— start DATA TO PROCESS —

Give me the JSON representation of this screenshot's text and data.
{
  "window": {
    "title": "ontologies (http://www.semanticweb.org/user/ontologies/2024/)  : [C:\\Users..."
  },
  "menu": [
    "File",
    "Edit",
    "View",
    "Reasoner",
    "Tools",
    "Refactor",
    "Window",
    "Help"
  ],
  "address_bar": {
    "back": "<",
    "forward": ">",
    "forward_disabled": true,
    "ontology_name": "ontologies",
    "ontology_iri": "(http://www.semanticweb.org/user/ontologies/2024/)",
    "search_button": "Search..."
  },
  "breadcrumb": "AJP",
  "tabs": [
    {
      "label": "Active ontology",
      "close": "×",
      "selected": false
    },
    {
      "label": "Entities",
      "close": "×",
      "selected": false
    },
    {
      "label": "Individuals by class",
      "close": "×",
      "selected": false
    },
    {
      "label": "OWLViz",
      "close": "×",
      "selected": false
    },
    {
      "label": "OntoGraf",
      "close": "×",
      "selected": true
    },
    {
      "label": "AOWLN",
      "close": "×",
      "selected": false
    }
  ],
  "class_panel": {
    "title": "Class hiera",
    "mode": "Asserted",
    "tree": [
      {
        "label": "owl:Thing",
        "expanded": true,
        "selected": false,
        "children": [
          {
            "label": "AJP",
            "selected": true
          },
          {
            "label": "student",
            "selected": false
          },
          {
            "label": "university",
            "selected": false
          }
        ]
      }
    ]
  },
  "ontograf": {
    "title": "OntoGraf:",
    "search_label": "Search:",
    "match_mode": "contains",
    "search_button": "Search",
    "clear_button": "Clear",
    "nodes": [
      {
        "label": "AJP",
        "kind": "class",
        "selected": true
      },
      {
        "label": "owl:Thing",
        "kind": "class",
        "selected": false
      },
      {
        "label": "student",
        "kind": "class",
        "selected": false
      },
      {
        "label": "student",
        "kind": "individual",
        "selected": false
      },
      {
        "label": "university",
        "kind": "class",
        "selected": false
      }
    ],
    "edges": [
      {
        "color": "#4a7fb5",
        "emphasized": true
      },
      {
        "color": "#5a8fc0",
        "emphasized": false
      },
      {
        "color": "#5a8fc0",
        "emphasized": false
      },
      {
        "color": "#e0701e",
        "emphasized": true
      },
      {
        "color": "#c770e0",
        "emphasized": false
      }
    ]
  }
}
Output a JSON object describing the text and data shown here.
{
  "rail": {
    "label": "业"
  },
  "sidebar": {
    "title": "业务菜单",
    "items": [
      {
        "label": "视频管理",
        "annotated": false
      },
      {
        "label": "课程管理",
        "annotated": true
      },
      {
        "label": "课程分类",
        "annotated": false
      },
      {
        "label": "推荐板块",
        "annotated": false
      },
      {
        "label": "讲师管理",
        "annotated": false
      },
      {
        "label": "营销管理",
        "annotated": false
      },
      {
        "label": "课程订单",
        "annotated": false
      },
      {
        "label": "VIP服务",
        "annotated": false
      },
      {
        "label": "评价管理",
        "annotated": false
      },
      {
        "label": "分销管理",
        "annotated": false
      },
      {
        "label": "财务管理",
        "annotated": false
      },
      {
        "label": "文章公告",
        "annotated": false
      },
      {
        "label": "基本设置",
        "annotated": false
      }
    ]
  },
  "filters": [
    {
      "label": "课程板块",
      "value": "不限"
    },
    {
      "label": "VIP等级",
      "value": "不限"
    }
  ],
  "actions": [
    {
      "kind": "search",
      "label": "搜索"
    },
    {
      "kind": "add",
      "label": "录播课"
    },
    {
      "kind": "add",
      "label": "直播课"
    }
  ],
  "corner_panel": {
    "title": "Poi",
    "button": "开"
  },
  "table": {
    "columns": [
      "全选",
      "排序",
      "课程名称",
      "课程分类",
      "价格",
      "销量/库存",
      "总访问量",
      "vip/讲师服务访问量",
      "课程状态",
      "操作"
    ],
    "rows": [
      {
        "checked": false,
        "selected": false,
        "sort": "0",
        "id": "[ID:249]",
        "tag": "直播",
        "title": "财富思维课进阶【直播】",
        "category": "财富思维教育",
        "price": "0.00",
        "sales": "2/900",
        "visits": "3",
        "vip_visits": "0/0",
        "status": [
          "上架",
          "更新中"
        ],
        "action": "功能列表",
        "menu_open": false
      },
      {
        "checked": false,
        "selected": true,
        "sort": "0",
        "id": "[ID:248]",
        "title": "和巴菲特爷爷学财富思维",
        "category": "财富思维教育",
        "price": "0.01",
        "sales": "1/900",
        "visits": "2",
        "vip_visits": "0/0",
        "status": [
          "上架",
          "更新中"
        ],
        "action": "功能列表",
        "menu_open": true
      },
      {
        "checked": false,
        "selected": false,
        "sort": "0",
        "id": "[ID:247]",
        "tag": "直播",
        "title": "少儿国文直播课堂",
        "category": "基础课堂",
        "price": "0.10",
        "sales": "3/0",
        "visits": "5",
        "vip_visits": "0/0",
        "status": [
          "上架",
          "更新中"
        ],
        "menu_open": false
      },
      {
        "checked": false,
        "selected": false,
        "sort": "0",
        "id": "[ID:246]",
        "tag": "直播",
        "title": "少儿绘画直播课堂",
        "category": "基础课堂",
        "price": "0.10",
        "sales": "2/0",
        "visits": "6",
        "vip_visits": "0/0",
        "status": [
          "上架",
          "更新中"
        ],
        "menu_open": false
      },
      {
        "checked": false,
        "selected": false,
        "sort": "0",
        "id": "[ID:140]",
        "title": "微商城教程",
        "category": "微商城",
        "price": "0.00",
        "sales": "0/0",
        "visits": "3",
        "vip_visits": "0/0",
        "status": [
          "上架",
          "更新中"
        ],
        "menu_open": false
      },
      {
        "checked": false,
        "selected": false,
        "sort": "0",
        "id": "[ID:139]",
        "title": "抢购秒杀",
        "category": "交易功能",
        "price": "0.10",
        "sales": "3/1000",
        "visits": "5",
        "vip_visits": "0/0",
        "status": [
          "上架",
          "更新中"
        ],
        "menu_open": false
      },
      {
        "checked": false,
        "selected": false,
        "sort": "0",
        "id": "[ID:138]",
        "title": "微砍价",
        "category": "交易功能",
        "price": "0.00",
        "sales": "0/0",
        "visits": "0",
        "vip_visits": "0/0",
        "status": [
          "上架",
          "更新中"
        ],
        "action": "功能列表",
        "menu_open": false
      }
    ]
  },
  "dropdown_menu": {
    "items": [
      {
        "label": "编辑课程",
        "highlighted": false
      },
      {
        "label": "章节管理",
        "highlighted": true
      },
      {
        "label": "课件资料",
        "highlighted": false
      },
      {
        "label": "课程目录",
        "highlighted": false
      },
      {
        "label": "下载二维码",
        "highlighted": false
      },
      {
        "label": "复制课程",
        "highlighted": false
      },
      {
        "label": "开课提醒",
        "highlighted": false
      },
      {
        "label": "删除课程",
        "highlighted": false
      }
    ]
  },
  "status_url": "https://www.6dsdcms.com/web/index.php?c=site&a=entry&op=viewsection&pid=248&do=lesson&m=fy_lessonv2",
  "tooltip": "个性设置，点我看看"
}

— end DATA TO PROCESS —

• **EXERCISE BRIEF**: List the lines of the material in which the word "ontologies" occurs.

• **RESULT OF THIS TASK**:
    "title": "ontologies (http://www.semanticweb.org/user/ontologies/2024/)  : [C:\\Users..."
    "ontology_name": "ontologies",
    "ontology_iri": "(http://www.semanticweb.org/user/ontologies/2024/)",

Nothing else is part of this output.